My kids fight constantly! 6 tips to help them to get along.

If you have 2 or more children, I’m betting you have had to break up arguments, screaming matches or even physical fights between them at one time or another. It happens to most parents! Brothers and sisters not getting along, aka sibling rivalry, is an issue many families deal with daily, and it can be very stressful!

Parents often ask me if there is anything they can do to teach/help their children get along with one another. Yes there is…

1. Help them to communicate

Siblings will often argue, which can result in screaming or physical aggression. They both want their own way and rarely listen to their sibling’s wants or needs. Instead of breaking them up and separating them, help them to communicate and compromise. Help them to take turns listening to each other and speak calmly to one another. This will help them to problem solve and work out their issues rather than being shut down and separated. They will initially need you to guide and prompt their communication.

2. Encourage them to work together and help each other

Encourage them to do things together and help each other to complete a task. For example, wash the car together, set the table together, tidy their rooms together (rather than tidy their own rooms which can often become a competition of whose room is tidiest/ who was the quickest). And praise them for working together!

3. Encourage them to play/ do things together

This can be hard at times, particularly if siblings are different genders and/or big age difference so try to suggest activities they will both enjoy such as boardgames, planting/gardening, playing with blocks/Lego, bubbles, ballgames, books (they may enjoy the oldest siblings reading a story to younger siblings), drawing pictures together or of each other, crafts, painting, chalk drawing outside, and when it is time for a snack or lunch, encourage them to make it together, helping each other (they may make a snack for you too).

4. Allow them to participate in separate activities

Praise them for their individuality and own abilities. Allow them to participate in separate activities eg. ballet, soccer, netball, music lessons, etc, and ensure they demonstrate their support for one another, by attending each other’s games, concerts, presentations, etc.   

5. Celebrate their individuality and abilities without comparing

At times, it is tempting to say things such as “why can’t you listen to me like your brother does?”, “if your sister can do it, why can’t you?” or “your brother never did this at his age”. Try to refrain from saying such things as this will not motivate them. Instead it will lead to them feeling as though they must compete for your praise, attention and approval and may believe that you prefer one child over another. Instead praise them for their own achievements, abilities and good behavior.

6. Reward them for being kind to each other.

If you notice they are being kind to one another, supporting each other, playing well together or helping each other, let them know you have noticed and how it makes you feel. Praise them! Ask them how it has made them feel. Perhaps use a reward system for kindness, sharing and cooperation. A reward chart/jar they can only fill by working together. Allow them to decide on the reward that will be for both/all of them eg. A family outing to the zoo/park/roller skating etc, a new boardgame or sport equipment they can play together.

If you are still concerned about your children’s sibling rivalry or family relationships, seek help from a professional such as a school counsellor, doctor or child/family psychologist, to assist you and your child to develop a plan and therapy goals to ensure the best outcome for your child and your family.

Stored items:
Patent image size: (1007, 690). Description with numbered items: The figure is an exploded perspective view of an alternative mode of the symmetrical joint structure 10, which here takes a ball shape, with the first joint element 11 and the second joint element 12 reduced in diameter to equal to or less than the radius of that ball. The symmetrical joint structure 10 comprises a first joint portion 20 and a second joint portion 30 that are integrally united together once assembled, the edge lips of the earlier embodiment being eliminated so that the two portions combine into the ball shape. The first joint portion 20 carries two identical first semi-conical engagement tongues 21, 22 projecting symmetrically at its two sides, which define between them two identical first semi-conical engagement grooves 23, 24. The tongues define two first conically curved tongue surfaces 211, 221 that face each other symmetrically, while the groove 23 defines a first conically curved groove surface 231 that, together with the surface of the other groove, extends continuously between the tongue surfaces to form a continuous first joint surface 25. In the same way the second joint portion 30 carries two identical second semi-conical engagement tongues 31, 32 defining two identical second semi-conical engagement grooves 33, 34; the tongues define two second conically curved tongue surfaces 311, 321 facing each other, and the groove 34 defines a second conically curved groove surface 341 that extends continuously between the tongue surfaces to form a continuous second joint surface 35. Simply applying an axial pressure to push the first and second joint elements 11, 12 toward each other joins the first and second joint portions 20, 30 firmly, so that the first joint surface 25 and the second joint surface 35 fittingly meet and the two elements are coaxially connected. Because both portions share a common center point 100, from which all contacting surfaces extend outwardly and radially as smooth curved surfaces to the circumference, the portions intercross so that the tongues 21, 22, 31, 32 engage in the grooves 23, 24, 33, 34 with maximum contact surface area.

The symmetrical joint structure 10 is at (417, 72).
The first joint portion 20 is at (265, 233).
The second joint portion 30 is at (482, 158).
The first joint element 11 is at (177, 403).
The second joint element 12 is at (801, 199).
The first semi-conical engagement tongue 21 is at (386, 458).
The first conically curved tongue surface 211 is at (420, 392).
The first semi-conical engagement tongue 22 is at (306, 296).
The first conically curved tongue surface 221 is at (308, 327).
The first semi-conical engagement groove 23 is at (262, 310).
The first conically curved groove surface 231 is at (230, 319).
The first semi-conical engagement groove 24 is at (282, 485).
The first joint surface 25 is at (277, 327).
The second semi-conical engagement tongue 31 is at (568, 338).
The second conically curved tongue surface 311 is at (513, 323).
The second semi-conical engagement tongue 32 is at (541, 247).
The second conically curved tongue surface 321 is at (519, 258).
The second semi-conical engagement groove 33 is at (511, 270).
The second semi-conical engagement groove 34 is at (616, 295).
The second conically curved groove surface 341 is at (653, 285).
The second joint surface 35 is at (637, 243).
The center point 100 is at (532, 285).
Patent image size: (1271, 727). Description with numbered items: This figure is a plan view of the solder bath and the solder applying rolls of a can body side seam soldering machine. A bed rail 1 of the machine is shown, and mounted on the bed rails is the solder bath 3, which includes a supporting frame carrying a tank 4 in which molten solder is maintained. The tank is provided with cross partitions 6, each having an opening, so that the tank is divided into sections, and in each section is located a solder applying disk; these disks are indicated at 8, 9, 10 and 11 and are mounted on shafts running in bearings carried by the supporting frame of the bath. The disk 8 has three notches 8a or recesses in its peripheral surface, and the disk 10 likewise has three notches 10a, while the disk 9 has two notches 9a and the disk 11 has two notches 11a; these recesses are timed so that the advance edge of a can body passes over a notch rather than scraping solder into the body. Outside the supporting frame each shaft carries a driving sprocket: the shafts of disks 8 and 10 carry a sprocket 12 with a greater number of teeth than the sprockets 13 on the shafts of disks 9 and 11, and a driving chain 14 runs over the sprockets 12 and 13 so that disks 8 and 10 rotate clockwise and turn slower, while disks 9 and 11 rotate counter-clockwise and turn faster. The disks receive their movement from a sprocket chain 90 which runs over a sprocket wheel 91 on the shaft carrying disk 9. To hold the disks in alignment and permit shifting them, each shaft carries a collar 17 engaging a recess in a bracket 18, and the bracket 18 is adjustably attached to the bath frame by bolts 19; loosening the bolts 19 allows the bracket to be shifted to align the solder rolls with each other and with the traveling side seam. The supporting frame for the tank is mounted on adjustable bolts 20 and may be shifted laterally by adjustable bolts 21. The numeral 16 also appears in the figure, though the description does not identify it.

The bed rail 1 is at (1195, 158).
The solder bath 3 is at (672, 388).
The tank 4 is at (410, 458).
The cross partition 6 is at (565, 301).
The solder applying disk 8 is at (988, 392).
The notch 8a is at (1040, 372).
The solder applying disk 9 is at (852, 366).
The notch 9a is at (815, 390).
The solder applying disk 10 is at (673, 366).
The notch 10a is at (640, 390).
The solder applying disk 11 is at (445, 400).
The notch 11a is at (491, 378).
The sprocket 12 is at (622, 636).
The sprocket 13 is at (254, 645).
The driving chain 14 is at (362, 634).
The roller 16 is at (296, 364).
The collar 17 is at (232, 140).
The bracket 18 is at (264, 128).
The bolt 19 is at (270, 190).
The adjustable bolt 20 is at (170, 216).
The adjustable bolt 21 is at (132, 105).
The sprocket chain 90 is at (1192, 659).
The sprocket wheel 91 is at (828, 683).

> **APPLY WHAT YOU READ**:
a – Using the article on sibling rivalry, decide whether each statement agrees with it. Answer yes or no for each, and quote the words that settle it. (i) The article recommends separating siblings who are arguing. (ii) Tidying their own rooms separately can turn into a competition between siblings. (iii) The children should choose the reward for the reward chart or jar themselves.
b – Reproduce everything in the article on sibling rivalry from "Parents often ask" down to "prompt their communication.", with no changes.
c – In the article on sibling rivalry, what might the oldest siblings do for younger siblings as a shared activity?

> **OUTPUTS IN ORDER**:
a –
(i) No: "Instead of breaking them up and separating them, help them to communicate and compromise."
(ii) Yes: "tidy their own rooms which can often become a competition of whose room is tidiest/ who was the quickest"
(iii) Yes: "Allow them to decide on the reward that will be for both/all of them"

b –
Parents often ask me if there is anything they can do to teach/help their children get along with one another. Yes there is…

1. Help them to communicate

Siblings will often argue, which can result in screaming or physical aggression. They both want their own way and rarely listen to their sibling’s wants or needs. Instead of breaking them up and separating them, help them to communicate and compromise. Help them to take turns listening to each other and speak calmly to one another. This will help them to problem solve and work out their issues rather than being shut down and separated. They will initially need you to guide and prompt their communication.

c – They might read a story to the younger siblings.